[Task brief]:
Pick out every line holding the string "captions" and copy it.

[Provided information]:

**********

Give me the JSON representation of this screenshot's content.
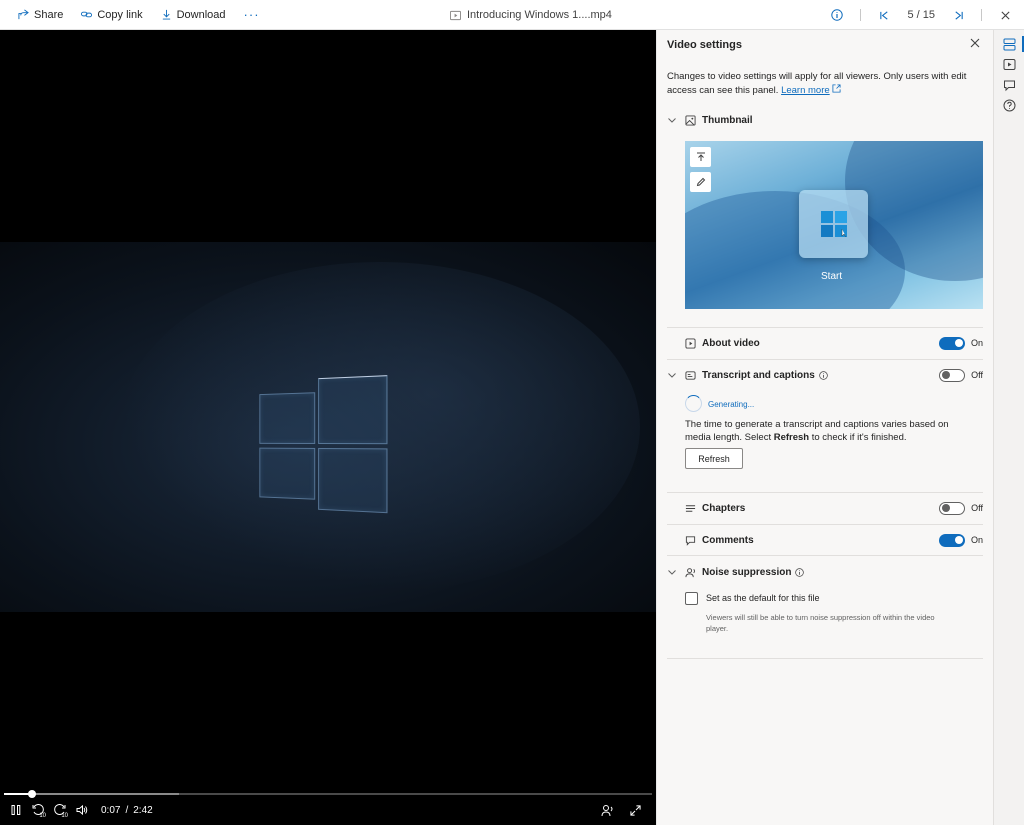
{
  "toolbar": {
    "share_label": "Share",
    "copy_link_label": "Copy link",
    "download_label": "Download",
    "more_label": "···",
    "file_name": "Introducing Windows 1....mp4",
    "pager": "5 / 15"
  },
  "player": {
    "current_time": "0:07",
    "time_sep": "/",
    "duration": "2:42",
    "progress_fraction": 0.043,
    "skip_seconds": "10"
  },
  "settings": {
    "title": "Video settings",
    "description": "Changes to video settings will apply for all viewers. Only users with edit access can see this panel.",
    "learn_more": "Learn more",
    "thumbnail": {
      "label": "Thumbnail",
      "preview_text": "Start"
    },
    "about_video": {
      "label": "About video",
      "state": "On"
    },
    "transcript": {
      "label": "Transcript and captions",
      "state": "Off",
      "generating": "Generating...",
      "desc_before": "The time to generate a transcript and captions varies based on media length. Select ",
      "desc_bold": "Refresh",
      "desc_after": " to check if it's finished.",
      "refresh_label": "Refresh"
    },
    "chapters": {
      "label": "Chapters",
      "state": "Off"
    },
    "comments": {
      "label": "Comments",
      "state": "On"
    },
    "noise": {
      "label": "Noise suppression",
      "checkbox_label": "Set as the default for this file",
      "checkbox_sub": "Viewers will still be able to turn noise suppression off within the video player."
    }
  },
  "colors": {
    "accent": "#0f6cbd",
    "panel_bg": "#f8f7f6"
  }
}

**********

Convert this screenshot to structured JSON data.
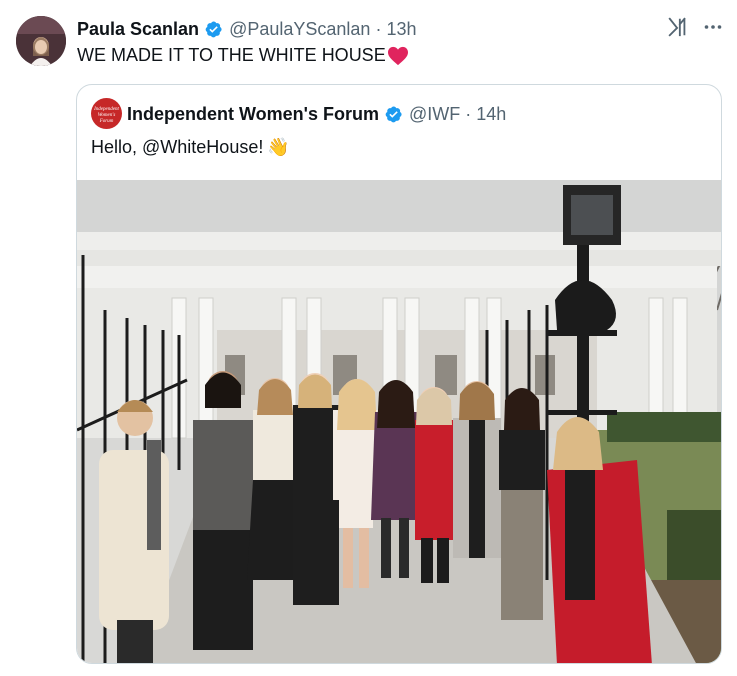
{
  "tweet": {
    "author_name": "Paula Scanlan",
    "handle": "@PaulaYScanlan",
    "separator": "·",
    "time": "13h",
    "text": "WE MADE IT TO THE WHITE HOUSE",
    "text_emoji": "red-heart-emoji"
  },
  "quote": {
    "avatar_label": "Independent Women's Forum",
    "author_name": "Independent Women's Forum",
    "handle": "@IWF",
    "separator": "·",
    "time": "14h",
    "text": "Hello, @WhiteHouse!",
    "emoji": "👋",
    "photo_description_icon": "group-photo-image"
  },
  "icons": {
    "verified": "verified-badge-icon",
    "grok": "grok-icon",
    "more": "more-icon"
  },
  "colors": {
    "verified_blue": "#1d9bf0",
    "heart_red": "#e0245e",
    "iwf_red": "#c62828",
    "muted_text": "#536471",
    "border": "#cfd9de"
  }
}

**********

[Output of the task]:
      "label": "Transcript and captions",
      "desc_before": "The time to generate a transcript and captions varies based on media length. Select ",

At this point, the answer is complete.